> **EXERCISE DETAILS**
Reproduce every line of the records below verbatim, omitting the pictures.
--- START INPUT ---
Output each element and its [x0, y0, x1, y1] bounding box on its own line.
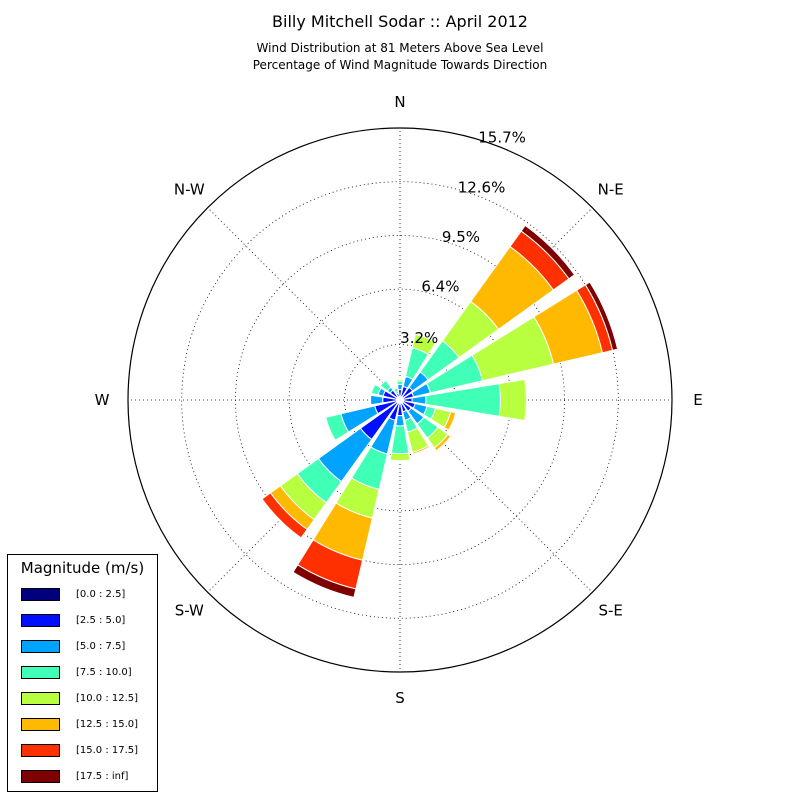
radial-tick-label: 12.6% — [458, 178, 506, 196]
wind-bar-nnw-3 — [392, 387, 399, 394]
legend-swatch — [21, 718, 60, 731]
legend-label: [5.0 : 7.5] — [76, 641, 126, 652]
radial-tick-label: 9.5% — [442, 228, 480, 246]
legend-label: [7.5 : 10.0] — [76, 667, 132, 678]
legend-swatch — [21, 692, 60, 705]
wind-bar-s-3 — [390, 425, 410, 455]
direction-label-s-w: S-W — [175, 602, 204, 620]
legend-label: [0.0 : 2.5] — [76, 589, 126, 600]
legend-label: [12.5 : 15.0] — [76, 719, 139, 730]
wind-bar-sse-5 — [411, 444, 430, 455]
legend-title: Magnitude (m/s) — [20, 559, 145, 577]
legend-label: [15.0 : 17.5] — [76, 745, 139, 756]
wind-bar-wsw-3 — [325, 413, 350, 441]
wind-bar-s-4 — [389, 452, 411, 462]
wind-bar-se-5 — [433, 433, 452, 452]
legend-swatch — [21, 640, 60, 653]
wind-bar-ene-7 — [584, 281, 619, 351]
direction-label-n: N — [394, 93, 405, 111]
radial-grid-circle — [235, 235, 565, 565]
chart-title: Billy Mitchell Sodar :: April 2012 — [272, 12, 528, 31]
direction-label-n-w: N-W — [174, 180, 205, 198]
legend-swatch — [21, 666, 60, 679]
wind-bar-ssw-7 — [292, 564, 357, 598]
radial-grid-circle — [181, 181, 619, 619]
legend-swatch — [21, 588, 60, 601]
direction-label-n-e: N-E — [598, 180, 624, 198]
radial-tick-label: 3.2% — [400, 329, 438, 347]
legend-label: [2.5 : 5.0] — [76, 615, 126, 626]
chart-subtitle-line2: Percentage of Wind Magnitude Towards Dir… — [252, 58, 548, 72]
direction-label-s: S — [395, 689, 405, 707]
wind-bar-w-2 — [370, 394, 384, 406]
radial-tick-label: 15.7% — [478, 129, 526, 147]
wind-bar-ese-5 — [443, 411, 457, 431]
direction-label-e: E — [693, 391, 702, 409]
bars-layer — [261, 224, 619, 598]
wind-bar-s-2 — [395, 414, 405, 427]
angular-grid-line — [399, 399, 593, 593]
labels-layer: N N-E E S-E S S-W W N-W 3.2% 6.4% 9.5% 12.6% 15.7% — [95, 93, 703, 707]
outer-frame-circle — [127, 127, 673, 673]
wind-bar-sw-6 — [261, 492, 308, 539]
wind-bar-wnw-3 — [370, 383, 382, 396]
wind-bar-n-4 — [396, 378, 404, 382]
legend-swatch — [21, 744, 60, 757]
chart-subtitle-line1: Wind Distribution at 81 Meters Above Sea… — [256, 41, 544, 55]
legend: Magnitude (m/s) [0.0 : 2.5] [2.5 : 5.0] … — [7, 554, 158, 792]
direction-label-s-e: S-E — [599, 602, 623, 620]
wind-bar-nw-3 — [379, 379, 392, 392]
wind-bar-ne-7 — [520, 224, 576, 280]
angular-grid-line — [207, 207, 401, 401]
radial-tick-label: 6.4% — [421, 278, 459, 296]
legend-swatch — [21, 770, 60, 783]
wind-bar-e-4 — [498, 378, 527, 422]
direction-label-w: W — [95, 391, 110, 409]
legend-label: [10.0 : 12.5] — [76, 693, 139, 704]
legend-label: [17.5 : inf] — [76, 771, 129, 782]
legend-swatch — [21, 614, 60, 627]
wind-bar-nne-4 — [411, 333, 437, 356]
wind-bar-n-2 — [396, 383, 404, 391]
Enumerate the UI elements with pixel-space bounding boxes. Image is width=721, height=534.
--- END INPUT ---
> **RIGHT ANSWER**
Output each element and its [x0, y0, x1, y1] bounding box on its own line.
radial-tick-label: 12.6% — [458, 178, 506, 196]
wind-bar-nnw-3 — [392, 387, 399, 394]
legend-swatch — [21, 718, 60, 731]
legend-label: [5.0 : 7.5] — [76, 641, 126, 652]
radial-tick-label: 9.5% — [442, 228, 480, 246]
legend-label: [7.5 : 10.0] — [76, 667, 132, 678]
legend-swatch — [21, 692, 60, 705]
wind-bar-s-3 — [390, 425, 410, 455]
direction-label-s-w: S-W — [175, 602, 204, 620]
legend-label: [0.0 : 2.5] — [76, 589, 126, 600]
legend-label: [12.5 : 15.0] — [76, 719, 139, 730]
wind-bar-sse-5 — [411, 444, 430, 455]
legend-title: Magnitude (m/s) — [20, 559, 145, 577]
legend-label: [15.0 : 17.5] — [76, 745, 139, 756]
wind-bar-wsw-3 — [325, 413, 350, 441]
wind-bar-s-4 — [389, 452, 411, 462]
wind-bar-se-5 — [433, 433, 452, 452]
legend-swatch — [21, 640, 60, 653]
wind-bar-ene-7 — [584, 281, 619, 351]
direction-label-n: N — [394, 93, 405, 111]
radial-grid-circle — [235, 235, 565, 565]
chart-title: Billy Mitchell Sodar :: April 2012 — [272, 12, 528, 31]
direction-label-n-w: N-W — [174, 180, 205, 198]
legend-swatch — [21, 666, 60, 679]
wind-bar-ssw-7 — [292, 564, 357, 598]
radial-grid-circle — [181, 181, 619, 619]
legend-swatch — [21, 588, 60, 601]
direction-label-n-e: N-E — [598, 180, 624, 198]
radial-tick-label: 3.2% — [400, 329, 438, 347]
legend-label: [2.5 : 5.0] — [76, 615, 126, 626]
chart-subtitle-line2: Percentage of Wind Magnitude Towards Dir… — [252, 58, 548, 72]
direction-label-s: S — [395, 689, 405, 707]
wind-bar-w-2 — [370, 394, 384, 406]
radial-tick-label: 15.7% — [478, 129, 526, 147]
wind-bar-ese-5 — [443, 411, 457, 431]
direction-label-e: E — [693, 391, 702, 409]
bars-layer — [261, 224, 619, 598]
wind-bar-s-2 — [395, 414, 405, 427]
angular-grid-line — [399, 399, 593, 593]
labels-layer: N N-E E S-E S S-W W N-W 3.2% 6.4% 9.5% 12.6% 15.7% — [95, 93, 703, 707]
outer-frame-circle — [127, 127, 673, 673]
wind-bar-sw-6 — [261, 492, 308, 539]
wind-bar-wnw-3 — [370, 383, 382, 396]
wind-bar-n-4 — [396, 378, 404, 382]
legend-swatch — [21, 744, 60, 757]
chart-subtitle-line1: Wind Distribution at 81 Meters Above Sea… — [256, 41, 544, 55]
legend: Magnitude (m/s) [0.0 : 2.5] [2.5 : 5.0] … — [7, 554, 158, 792]
direction-label-s-e: S-E — [599, 602, 623, 620]
wind-bar-nw-3 — [379, 379, 392, 392]
wind-bar-ne-7 — [520, 224, 576, 280]
angular-grid-line — [207, 207, 401, 401]
radial-tick-label: 6.4% — [421, 278, 459, 296]
legend-swatch — [21, 770, 60, 783]
wind-bar-e-4 — [498, 378, 527, 422]
direction-label-w: W — [95, 391, 110, 409]
legend-label: [10.0 : 12.5] — [76, 693, 139, 704]
legend-label: [17.5 : inf] — [76, 771, 129, 782]
legend-swatch — [21, 614, 60, 627]
wind-bar-nne-4 — [411, 333, 437, 356]
wind-bar-n-2 — [396, 383, 404, 391]
Enumerate the UI elements with pixel-space bounding boxes. Image is width=721, height=534.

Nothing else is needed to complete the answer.